**Supplied entries:**

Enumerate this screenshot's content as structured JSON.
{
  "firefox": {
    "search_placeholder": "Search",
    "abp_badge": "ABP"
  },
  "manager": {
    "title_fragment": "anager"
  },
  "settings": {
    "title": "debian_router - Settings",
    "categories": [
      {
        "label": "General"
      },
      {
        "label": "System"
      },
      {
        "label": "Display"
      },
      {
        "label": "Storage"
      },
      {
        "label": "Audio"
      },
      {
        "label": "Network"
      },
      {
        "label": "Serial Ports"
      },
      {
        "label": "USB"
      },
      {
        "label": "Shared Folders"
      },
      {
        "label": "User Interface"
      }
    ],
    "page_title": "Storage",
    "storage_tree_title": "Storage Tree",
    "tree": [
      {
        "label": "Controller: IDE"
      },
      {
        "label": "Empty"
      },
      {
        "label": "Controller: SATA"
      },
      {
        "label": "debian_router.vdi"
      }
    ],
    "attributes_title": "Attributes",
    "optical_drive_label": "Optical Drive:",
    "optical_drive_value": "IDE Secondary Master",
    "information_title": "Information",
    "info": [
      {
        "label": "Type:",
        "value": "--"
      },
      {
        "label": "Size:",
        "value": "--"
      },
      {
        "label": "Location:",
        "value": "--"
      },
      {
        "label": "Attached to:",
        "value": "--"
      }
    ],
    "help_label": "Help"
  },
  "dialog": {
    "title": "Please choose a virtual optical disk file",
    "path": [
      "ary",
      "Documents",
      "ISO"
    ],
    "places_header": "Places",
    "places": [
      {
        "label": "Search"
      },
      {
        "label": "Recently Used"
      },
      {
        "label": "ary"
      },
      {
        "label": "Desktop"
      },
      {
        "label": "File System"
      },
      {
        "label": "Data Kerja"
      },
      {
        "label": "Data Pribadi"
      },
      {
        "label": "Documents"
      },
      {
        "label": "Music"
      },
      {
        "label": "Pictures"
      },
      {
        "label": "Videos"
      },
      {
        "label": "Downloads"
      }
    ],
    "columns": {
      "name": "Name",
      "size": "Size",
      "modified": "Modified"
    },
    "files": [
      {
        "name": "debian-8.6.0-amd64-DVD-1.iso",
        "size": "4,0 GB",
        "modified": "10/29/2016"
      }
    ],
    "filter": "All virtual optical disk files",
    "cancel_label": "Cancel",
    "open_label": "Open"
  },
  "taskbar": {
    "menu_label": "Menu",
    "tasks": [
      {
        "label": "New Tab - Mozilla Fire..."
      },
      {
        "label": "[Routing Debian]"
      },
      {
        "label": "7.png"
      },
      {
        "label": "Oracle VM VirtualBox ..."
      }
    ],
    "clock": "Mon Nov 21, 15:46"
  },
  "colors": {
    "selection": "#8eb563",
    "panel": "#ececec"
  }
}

**Objective:** Where a line of the entries contains the word "Data", copy that line.

**Solution for this problem:**
        "label": "Data Kerja"
        "label": "Data Pribadi"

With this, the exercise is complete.